=== RECORDS SUPPLIED ===

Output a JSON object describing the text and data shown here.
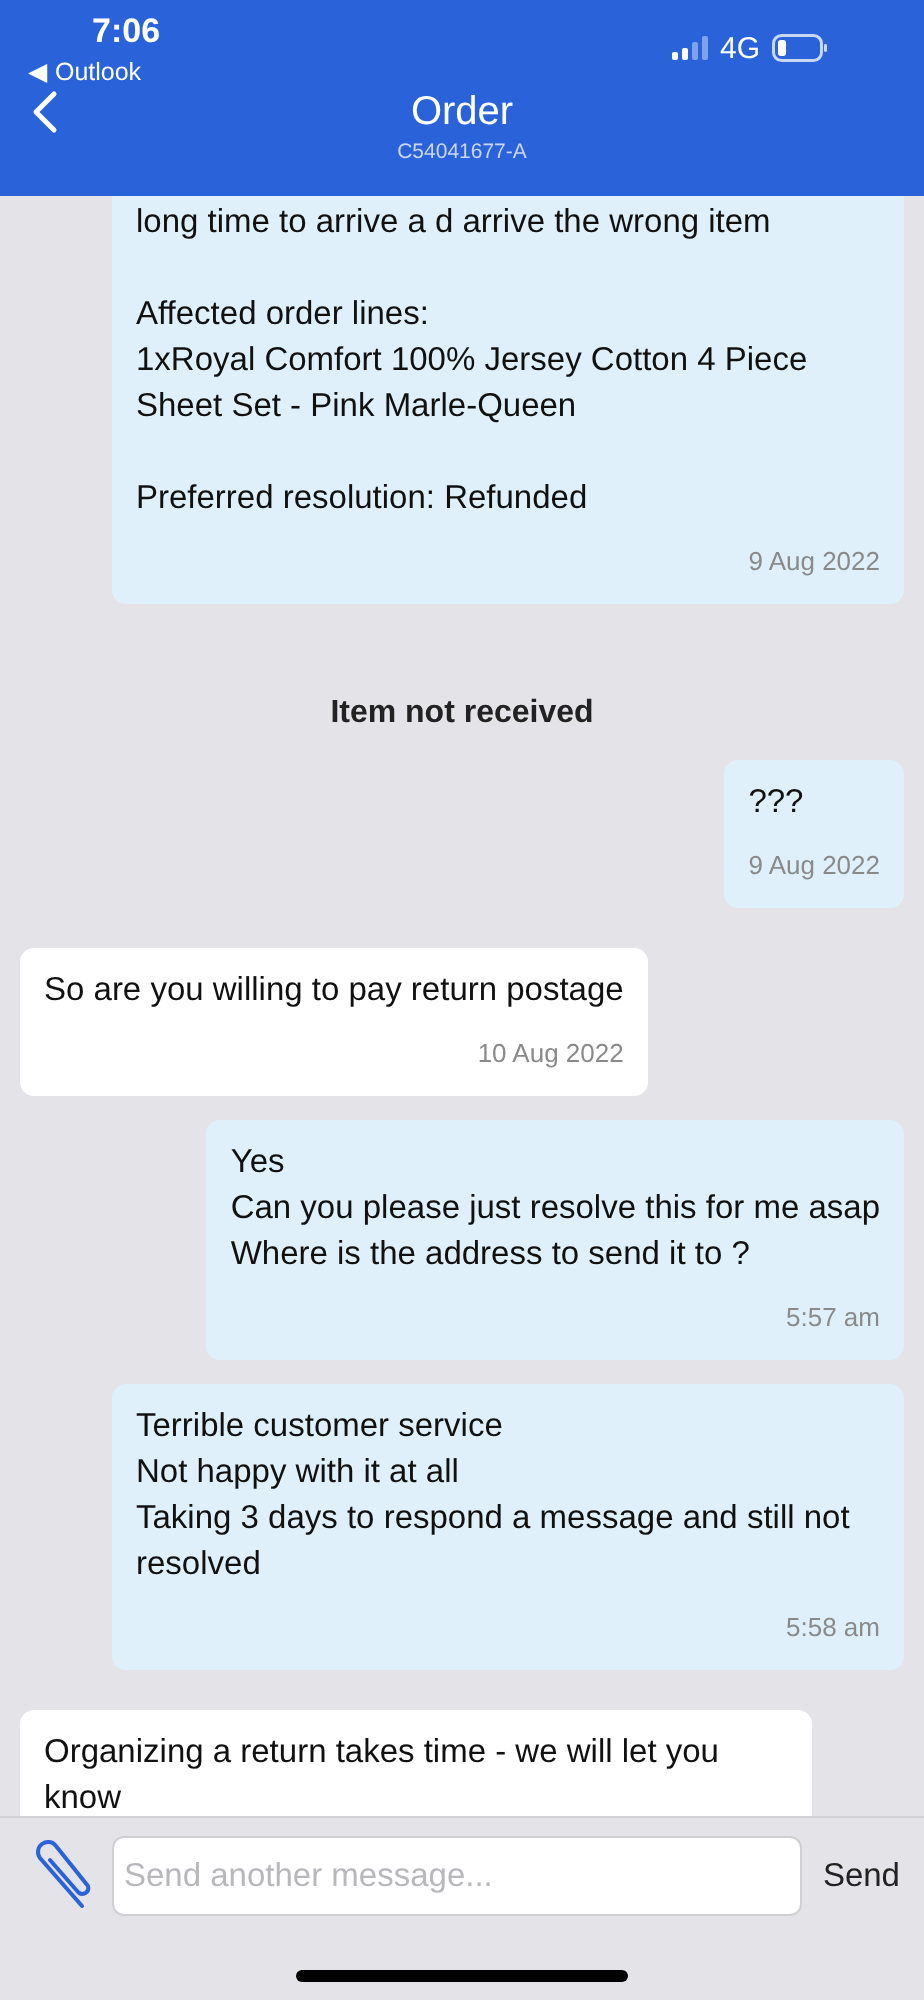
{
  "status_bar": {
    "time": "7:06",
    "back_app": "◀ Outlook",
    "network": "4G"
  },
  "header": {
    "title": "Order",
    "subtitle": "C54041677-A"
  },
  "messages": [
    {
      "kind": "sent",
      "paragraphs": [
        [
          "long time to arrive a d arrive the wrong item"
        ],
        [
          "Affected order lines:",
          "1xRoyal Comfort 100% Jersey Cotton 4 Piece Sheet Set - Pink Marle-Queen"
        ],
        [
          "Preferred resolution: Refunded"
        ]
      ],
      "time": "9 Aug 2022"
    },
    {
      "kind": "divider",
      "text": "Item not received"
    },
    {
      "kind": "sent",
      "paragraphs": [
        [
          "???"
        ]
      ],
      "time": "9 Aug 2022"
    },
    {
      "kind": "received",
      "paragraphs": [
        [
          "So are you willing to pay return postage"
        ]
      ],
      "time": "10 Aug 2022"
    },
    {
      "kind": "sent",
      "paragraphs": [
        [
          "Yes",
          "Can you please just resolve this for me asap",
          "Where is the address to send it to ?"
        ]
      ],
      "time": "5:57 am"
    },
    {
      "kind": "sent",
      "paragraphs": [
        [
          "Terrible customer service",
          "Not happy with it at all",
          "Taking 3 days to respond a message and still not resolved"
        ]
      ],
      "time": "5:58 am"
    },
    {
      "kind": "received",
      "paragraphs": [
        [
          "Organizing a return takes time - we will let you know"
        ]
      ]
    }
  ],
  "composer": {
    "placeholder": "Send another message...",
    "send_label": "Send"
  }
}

===

*PROBLEM STATEMENT*.
Reproduce all entries exactly. Pictures do not belong in the copy.

*TASK ANSWER*.
Output a JSON object describing the text and data shown here.
{
  "status_bar": {
    "time": "7:06",
    "back_app": "◀ Outlook",
    "network": "4G"
  },
  "header": {
    "title": "Order",
    "subtitle": "C54041677-A"
  },
  "messages": [
    {
      "kind": "sent",
      "paragraphs": [
        [
          "long time to arrive a d arrive the wrong item"
        ],
        [
          "Affected order lines:",
          "1xRoyal Comfort 100% Jersey Cotton 4 Piece Sheet Set - Pink Marle-Queen"
        ],
        [
          "Preferred resolution: Refunded"
        ]
      ],
      "time": "9 Aug 2022"
    },
    {
      "kind": "divider",
      "text": "Item not received"
    },
    {
      "kind": "sent",
      "paragraphs": [
        [
          "???"
        ]
      ],
      "time": "9 Aug 2022"
    },
    {
      "kind": "received",
      "paragraphs": [
        [
          "So are you willing to pay return postage"
        ]
      ],
      "time": "10 Aug 2022"
    },
    {
      "kind": "sent",
      "paragraphs": [
        [
          "Yes",
          "Can you please just resolve this for me asap",
          "Where is the address to send it to ?"
        ]
      ],
      "time": "5:57 am"
    },
    {
      "kind": "sent",
      "paragraphs": [
        [
          "Terrible customer service",
          "Not happy with it at all",
          "Taking 3 days to respond a message and still not resolved"
        ]
      ],
      "time": "5:58 am"
    },
    {
      "kind": "received",
      "paragraphs": [
        [
          "Organizing a return takes time - we will let you know"
        ]
      ]
    }
  ],
  "composer": {
    "placeholder": "Send another message...",
    "send_label": "Send"
  }
}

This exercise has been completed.